_WHAT YOU SHOULD DO_
The records below are to be copied word for word, with every picture left out.

Data records:

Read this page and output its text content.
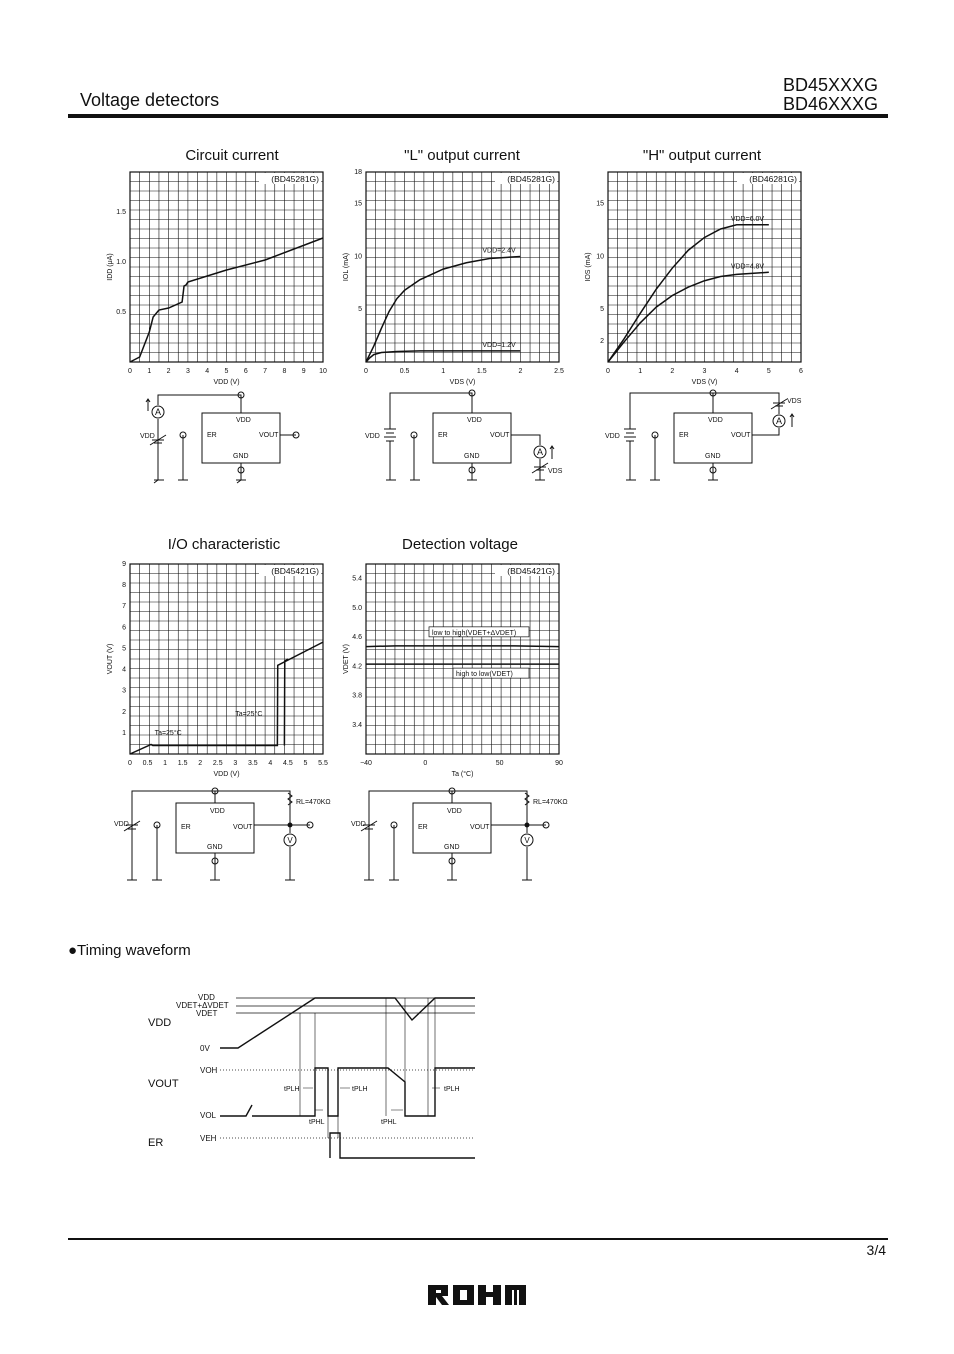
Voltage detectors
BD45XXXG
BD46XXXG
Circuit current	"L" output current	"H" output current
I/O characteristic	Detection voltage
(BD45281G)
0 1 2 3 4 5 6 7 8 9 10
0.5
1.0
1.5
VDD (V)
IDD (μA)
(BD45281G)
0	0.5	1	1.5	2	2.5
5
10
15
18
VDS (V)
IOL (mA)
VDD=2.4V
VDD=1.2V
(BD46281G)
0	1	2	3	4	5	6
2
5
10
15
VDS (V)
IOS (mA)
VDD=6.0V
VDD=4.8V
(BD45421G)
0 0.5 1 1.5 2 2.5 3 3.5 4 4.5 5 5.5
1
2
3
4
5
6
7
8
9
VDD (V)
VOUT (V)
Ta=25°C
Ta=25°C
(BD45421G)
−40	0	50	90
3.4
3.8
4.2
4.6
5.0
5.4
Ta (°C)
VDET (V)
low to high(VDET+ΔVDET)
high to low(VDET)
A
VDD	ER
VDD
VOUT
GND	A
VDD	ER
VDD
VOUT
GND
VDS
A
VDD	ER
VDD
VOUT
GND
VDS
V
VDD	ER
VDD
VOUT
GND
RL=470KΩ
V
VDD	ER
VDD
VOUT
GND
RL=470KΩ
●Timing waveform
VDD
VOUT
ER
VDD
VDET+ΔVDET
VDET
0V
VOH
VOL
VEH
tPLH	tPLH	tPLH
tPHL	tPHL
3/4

_SOLUTION TO THIS EXERCISE_
Read this page and output its text content.
Voltage detectors
BD45XXXG
BD46XXXG
Circuit current	"L" output current	"H" output current
I/O characteristic	Detection voltage
(BD45281G)
0 1 2 3 4 5 6 7 8 9 10
0.5
1.0
1.5
VDD (V)
IDD (μA)
(BD45281G)
0	0.5	1	1.5	2	2.5
5
10
15
18
VDS (V)
IOL (mA)
VDD=2.4V
VDD=1.2V
(BD46281G)
0	1	2	3	4	5	6
2
5
10
15
VDS (V)
IOS (mA)
VDD=6.0V
VDD=4.8V
(BD45421G)
0 0.5 1 1.5 2 2.5 3 3.5 4 4.5 5 5.5
1
2
3
4
5
6
7
8
9
VDD (V)
VOUT (V)
Ta=25°C
Ta=25°C
(BD45421G)
−40	0	50	90
3.4
3.8
4.2
4.6
5.0
5.4
Ta (°C)
VDET (V)
low to high(VDET+ΔVDET)
high to low(VDET)
A
VDD	ER
VDD
VOUT
GND	A
VDD	ER
VDD
VOUT
GND
VDS
A
VDD	ER
VDD
VOUT
GND
VDS
V
VDD	ER
VDD
VOUT
GND
RL=470KΩ
V
VDD	ER
VDD
VOUT
GND
RL=470KΩ
●Timing waveform
VDD
VOUT
ER
VDD
VDET+ΔVDET
VDET
0V
VOH
VOL
VEH
tPLH	tPLH	tPLH
tPHL	tPHL
3/4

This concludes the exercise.